(Stored records)
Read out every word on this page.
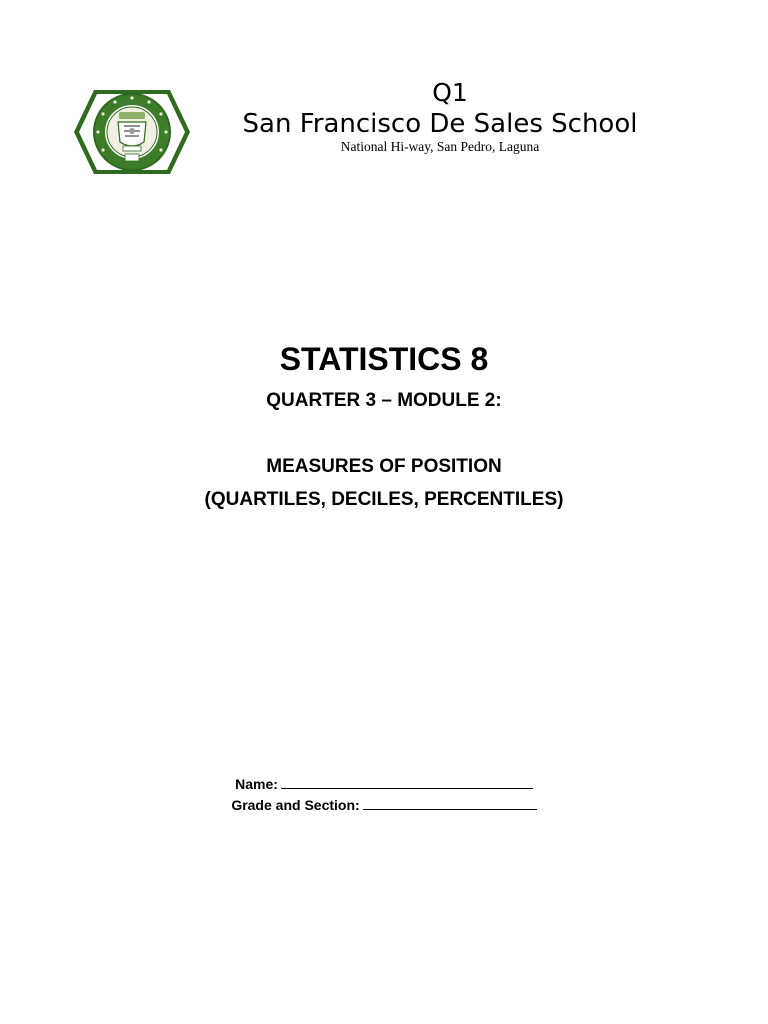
Q1
San Francisco De Sales School
National Hi-way, San Pedro, Laguna
STATISTICS 8
QUARTER 3 – MODULE 2:
MEASURES OF POSITION
(QUARTILES, DECILES, PERCENTILES)
Name:
Grade and Section:
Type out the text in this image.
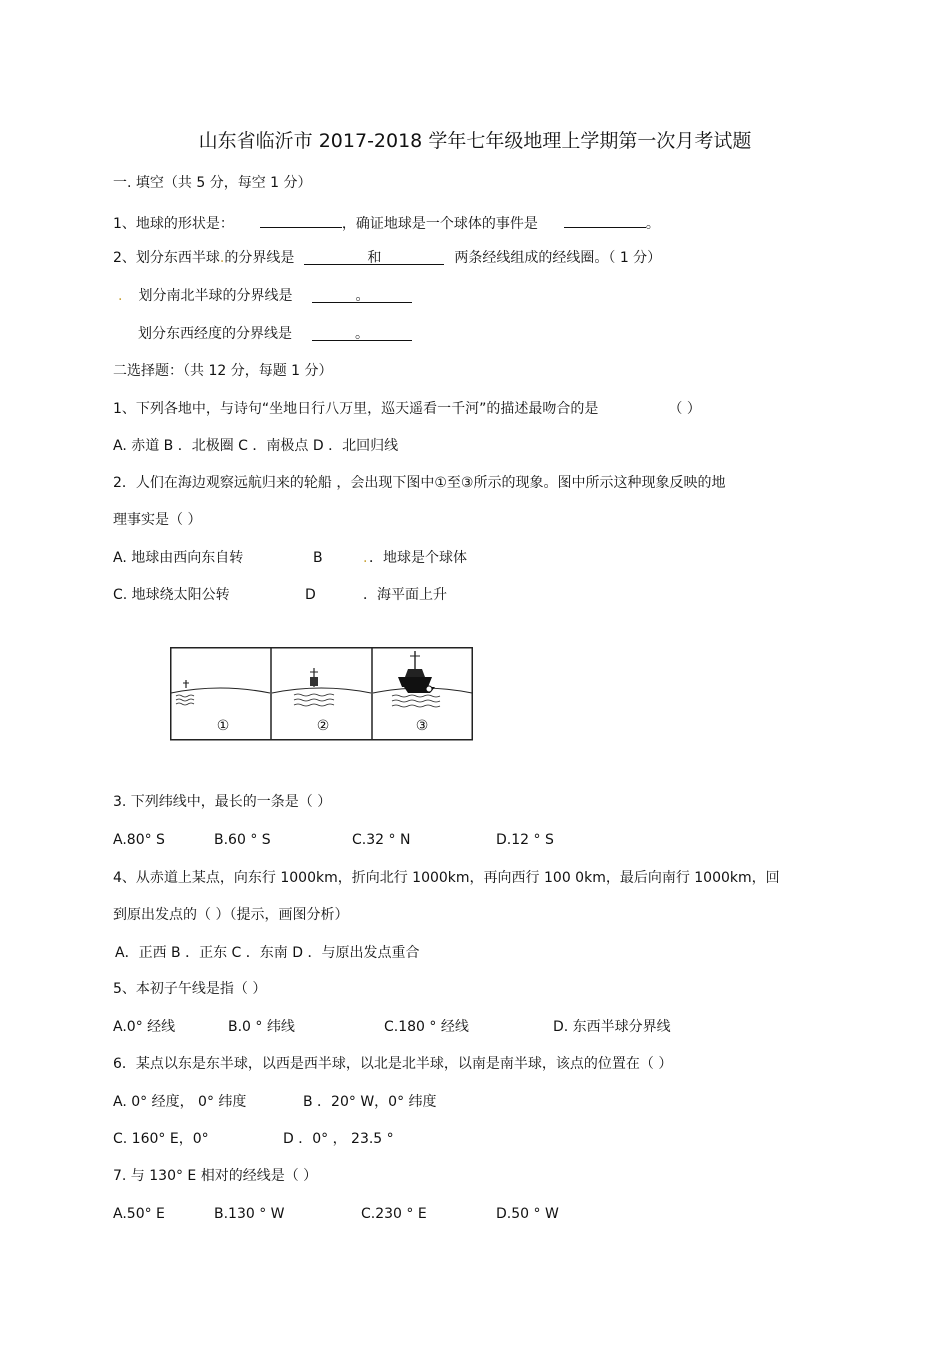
山东省临沂市 2017-2018 学年七年级地理上学期第一次月考试题
一. 填空（共 5 分，每空 1 分）
1、地球的形状是：	，确证地球是一个球体的事件是	。
2、划分东西半球.的分界线是	和	两条经线组成的经线圈。（ 1 分）
. 划分南北半球的分界线是	。
划分东西经度的分界线是	。
二选择题：（共 12 分，每题 1 分）
1、下列各地中，与诗句“坐地日行八万里，巡天遥看一千河”的描述最吻合的是	（ ）
A. 赤道 B ．北极圈 C ．南极点 D ．北回归线
2．人们在海边观察远航归来的轮船 ，会出现下图中①至③所示的现象。图中所示这种现象反映的地
理事实是（ ）
A. 地球由西向东自转	B	. ．地球是个球体
C. 地球绕太阳公转	D	．海平面上升
①	②	③
3. 下列纬线中，最长的一条是（ ）
A.80° S	B.60 ° S	C.32 ° N	D.12 ° S
4、从赤道上某点，向东行 1000km，折向北行 1000km，再向西行 100 0km，最后向南行 1000km，回
到原出发点的（ ）（提示，画图分析）
A．正西 B ．正东 C ．东南 D ．与原出发点重合
5、本初子午线是指（ ）
A.0° 经线	B.0 ° 纬线	C.180 ° 经线	D. 东西半球分界线
6．某点以东是东半球，以西是西半球，以北是北半球，以南是南半球，该点的位置在（ ）
A. 0° 经度， 0° 纬度	B ．20° W，0° 纬度
C. 160° E，0°	D ．0° ， 23.5 °
7. 与 130° E 相对的经线是（ ）
A.50° E	B.130 ° W	C.230 ° E	D.50 ° W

■ SET TASK: Each line above that includes "this" counts once; state the total and nothing more.

■ OUTPUT BELOW: 2